> _The task_: Where a line holds the string "habilitadas", return that line.
========================
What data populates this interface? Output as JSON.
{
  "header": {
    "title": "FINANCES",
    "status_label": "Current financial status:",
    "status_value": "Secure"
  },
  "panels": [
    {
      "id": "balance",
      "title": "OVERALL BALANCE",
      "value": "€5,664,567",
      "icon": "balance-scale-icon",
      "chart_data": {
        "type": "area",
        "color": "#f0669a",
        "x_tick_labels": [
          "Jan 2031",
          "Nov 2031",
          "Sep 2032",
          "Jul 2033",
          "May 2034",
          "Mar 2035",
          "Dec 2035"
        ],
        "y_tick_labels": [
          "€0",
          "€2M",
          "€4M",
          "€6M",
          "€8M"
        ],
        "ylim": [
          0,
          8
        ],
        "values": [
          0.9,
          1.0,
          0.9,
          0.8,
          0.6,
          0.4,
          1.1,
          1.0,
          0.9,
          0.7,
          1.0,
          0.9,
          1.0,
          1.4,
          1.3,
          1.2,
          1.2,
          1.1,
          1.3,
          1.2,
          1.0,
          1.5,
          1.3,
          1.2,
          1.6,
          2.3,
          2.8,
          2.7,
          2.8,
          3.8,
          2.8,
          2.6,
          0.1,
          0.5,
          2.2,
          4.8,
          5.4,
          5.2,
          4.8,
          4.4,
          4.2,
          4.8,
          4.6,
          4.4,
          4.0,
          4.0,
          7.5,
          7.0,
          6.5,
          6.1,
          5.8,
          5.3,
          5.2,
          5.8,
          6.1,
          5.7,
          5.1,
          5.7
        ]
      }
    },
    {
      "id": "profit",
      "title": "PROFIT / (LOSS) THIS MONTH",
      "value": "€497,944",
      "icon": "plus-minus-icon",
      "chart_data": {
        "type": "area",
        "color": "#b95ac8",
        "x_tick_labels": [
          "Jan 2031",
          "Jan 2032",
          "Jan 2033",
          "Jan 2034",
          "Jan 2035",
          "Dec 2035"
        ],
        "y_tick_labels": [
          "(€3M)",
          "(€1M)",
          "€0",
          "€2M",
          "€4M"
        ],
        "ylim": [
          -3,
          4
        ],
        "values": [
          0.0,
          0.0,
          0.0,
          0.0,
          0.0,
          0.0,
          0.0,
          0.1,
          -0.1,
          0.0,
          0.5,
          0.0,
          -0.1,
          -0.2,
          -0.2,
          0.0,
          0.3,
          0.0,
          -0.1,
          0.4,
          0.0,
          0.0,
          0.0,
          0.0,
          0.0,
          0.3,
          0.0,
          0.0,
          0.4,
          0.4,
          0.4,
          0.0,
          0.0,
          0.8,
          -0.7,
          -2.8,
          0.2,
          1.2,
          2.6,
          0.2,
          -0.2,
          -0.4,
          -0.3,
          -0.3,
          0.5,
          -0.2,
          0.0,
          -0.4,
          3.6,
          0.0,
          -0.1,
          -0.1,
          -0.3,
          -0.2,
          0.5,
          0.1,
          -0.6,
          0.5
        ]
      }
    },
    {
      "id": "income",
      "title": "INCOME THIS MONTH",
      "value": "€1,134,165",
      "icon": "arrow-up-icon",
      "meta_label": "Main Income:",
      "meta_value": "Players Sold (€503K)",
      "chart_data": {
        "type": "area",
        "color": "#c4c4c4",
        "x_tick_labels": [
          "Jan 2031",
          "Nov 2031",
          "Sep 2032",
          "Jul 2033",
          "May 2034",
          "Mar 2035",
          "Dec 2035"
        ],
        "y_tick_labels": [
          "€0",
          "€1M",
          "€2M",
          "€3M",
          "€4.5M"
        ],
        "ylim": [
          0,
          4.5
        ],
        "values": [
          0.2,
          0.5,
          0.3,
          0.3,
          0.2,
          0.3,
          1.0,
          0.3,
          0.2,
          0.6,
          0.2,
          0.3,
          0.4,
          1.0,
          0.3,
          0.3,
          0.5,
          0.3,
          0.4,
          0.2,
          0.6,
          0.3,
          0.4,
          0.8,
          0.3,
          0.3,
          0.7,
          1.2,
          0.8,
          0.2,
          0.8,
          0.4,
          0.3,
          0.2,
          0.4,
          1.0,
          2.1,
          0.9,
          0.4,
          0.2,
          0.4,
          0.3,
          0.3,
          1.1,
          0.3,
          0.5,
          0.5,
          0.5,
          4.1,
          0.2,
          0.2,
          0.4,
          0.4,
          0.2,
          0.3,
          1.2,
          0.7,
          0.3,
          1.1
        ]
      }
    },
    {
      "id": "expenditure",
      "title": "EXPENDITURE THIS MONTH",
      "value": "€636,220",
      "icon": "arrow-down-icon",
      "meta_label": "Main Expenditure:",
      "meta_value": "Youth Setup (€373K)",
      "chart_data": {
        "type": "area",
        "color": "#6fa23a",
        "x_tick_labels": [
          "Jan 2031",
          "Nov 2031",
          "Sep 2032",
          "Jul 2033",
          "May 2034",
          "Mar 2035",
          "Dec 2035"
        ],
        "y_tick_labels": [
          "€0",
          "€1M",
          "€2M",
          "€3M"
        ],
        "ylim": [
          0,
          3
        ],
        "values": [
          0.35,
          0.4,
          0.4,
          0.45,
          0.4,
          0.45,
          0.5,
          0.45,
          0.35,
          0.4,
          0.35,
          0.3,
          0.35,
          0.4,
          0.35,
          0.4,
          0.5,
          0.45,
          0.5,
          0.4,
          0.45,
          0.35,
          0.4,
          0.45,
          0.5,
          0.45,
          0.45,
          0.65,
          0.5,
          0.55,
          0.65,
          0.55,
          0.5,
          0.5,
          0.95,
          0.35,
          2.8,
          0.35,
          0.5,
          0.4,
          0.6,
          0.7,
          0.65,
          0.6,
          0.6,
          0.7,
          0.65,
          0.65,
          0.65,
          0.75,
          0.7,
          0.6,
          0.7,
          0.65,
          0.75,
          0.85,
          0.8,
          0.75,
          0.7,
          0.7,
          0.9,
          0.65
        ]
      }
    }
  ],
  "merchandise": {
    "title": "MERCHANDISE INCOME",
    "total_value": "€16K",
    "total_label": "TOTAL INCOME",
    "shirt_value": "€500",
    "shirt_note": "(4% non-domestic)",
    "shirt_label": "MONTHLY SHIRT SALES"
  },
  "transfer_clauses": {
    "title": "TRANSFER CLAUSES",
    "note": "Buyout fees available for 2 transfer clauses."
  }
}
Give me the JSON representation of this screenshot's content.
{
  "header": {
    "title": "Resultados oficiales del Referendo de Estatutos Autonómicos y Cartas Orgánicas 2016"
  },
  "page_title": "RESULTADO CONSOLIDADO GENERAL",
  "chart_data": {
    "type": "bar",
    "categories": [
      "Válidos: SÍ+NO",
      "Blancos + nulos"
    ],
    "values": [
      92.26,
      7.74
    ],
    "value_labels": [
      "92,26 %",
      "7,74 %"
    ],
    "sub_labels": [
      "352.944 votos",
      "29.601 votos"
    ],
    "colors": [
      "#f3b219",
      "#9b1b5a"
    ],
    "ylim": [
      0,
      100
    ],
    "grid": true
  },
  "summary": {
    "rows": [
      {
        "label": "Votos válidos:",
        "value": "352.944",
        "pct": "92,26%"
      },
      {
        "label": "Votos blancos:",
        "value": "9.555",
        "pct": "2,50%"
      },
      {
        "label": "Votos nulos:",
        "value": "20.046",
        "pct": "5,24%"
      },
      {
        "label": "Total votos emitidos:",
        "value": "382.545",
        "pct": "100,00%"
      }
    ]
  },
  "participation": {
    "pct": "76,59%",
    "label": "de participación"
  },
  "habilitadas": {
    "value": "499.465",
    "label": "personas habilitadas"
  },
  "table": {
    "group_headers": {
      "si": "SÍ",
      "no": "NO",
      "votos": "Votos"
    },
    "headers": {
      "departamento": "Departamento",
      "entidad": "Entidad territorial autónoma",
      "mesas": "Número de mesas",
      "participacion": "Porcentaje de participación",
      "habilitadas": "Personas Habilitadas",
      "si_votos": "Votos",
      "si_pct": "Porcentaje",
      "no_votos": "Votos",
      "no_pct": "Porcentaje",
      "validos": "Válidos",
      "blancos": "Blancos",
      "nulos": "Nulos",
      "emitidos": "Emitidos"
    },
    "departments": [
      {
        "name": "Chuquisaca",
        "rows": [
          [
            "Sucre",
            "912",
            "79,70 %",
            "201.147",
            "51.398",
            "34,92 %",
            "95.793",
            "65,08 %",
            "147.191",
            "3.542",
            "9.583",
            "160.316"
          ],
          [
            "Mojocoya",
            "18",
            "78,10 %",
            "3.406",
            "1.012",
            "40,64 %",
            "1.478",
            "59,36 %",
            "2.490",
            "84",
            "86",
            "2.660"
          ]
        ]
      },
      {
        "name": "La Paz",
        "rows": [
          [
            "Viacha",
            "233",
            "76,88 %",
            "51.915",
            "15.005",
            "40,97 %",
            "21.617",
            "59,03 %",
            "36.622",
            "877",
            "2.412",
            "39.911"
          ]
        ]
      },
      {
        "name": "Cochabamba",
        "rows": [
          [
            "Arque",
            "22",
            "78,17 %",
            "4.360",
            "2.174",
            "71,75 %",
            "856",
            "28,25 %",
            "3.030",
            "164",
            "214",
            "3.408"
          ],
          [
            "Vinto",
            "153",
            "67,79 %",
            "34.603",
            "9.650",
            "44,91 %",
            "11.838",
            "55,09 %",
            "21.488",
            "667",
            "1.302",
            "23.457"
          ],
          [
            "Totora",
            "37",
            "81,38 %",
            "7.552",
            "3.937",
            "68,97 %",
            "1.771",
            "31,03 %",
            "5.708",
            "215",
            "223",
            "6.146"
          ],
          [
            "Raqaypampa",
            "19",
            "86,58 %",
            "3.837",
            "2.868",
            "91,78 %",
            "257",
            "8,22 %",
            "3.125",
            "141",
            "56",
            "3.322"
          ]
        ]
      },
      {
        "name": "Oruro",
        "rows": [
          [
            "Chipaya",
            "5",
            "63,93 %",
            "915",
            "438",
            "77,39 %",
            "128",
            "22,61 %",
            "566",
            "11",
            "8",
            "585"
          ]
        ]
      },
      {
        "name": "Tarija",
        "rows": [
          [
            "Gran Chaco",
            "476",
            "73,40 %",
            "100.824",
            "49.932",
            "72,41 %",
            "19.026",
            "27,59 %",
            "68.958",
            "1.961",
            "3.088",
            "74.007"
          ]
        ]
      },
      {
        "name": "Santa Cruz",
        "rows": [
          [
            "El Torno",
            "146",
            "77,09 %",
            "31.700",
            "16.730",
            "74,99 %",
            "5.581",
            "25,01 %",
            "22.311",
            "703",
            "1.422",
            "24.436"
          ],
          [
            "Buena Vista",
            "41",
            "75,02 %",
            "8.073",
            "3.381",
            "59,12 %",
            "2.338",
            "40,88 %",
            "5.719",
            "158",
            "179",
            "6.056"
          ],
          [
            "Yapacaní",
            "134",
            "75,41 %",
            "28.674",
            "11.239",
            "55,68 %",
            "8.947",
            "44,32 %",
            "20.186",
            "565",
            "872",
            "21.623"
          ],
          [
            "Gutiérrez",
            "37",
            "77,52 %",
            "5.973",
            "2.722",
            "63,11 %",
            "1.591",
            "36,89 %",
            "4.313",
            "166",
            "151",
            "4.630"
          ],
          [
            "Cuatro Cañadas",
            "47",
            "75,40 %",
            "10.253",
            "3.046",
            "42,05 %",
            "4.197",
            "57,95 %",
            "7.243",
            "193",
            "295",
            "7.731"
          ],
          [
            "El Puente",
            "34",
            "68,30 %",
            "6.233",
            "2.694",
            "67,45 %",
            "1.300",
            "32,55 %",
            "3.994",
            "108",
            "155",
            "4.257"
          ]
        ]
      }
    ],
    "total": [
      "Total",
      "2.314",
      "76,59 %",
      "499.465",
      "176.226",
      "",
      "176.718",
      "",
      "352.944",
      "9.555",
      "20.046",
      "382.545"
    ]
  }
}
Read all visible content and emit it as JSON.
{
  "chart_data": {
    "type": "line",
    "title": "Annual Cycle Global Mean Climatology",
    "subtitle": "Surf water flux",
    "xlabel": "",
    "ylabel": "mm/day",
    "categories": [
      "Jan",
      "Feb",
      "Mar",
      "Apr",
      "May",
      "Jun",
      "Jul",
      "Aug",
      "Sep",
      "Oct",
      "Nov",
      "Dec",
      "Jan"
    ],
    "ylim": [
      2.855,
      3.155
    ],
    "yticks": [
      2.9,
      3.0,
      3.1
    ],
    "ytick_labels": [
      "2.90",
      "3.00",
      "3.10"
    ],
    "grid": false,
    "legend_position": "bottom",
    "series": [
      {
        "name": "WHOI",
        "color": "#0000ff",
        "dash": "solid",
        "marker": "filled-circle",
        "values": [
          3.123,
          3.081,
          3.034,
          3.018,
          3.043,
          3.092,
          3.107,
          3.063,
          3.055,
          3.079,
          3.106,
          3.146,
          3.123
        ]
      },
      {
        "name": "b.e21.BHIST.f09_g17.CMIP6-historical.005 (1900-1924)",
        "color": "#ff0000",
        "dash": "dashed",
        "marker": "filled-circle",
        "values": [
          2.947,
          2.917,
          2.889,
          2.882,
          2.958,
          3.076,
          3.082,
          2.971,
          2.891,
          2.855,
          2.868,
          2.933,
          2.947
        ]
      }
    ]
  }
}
========================
> _Solution to this task_:
  "habilitadas": {
    "label": "personas habilitadas"
      "habilitadas": "Personas Habilitadas",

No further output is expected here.